▶ [Task instructions]:
State how many lines in the listing below include the word "даже", and add nothing besides the number.
.....
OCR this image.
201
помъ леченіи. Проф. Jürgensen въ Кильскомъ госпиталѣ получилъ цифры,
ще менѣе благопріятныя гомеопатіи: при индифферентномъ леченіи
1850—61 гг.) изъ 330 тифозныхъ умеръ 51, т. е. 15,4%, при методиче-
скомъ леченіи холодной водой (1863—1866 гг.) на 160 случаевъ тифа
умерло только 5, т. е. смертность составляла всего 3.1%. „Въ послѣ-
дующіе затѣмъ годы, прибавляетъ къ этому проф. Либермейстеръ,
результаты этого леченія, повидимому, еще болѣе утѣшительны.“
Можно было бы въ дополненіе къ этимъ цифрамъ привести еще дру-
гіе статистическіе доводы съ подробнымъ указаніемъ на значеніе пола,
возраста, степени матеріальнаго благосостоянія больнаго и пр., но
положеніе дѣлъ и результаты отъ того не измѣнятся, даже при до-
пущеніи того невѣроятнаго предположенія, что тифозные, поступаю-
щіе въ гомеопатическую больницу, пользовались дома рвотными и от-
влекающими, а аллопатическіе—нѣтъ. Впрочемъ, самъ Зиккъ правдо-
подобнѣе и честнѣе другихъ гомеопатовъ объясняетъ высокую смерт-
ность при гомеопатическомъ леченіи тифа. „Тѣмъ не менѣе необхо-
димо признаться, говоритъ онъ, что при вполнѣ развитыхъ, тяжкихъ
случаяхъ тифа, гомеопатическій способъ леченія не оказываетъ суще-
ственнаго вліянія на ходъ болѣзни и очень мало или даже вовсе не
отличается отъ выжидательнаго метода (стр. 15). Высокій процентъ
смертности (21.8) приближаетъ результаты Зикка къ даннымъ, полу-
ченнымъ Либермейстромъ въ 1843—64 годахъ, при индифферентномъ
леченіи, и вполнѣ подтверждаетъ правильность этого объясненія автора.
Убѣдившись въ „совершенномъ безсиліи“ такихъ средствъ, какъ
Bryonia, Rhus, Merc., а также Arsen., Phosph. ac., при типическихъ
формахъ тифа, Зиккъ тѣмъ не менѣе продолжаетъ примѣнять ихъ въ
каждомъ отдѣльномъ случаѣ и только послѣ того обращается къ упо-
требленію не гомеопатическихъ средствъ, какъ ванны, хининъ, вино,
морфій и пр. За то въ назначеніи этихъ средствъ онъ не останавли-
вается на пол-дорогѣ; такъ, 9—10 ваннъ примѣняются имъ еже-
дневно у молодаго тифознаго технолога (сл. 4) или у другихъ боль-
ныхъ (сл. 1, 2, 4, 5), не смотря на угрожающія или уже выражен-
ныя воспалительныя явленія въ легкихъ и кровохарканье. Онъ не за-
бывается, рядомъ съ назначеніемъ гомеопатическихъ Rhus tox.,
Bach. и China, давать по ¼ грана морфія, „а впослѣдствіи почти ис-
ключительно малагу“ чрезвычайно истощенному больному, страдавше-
.....
▶ [Output below]:
2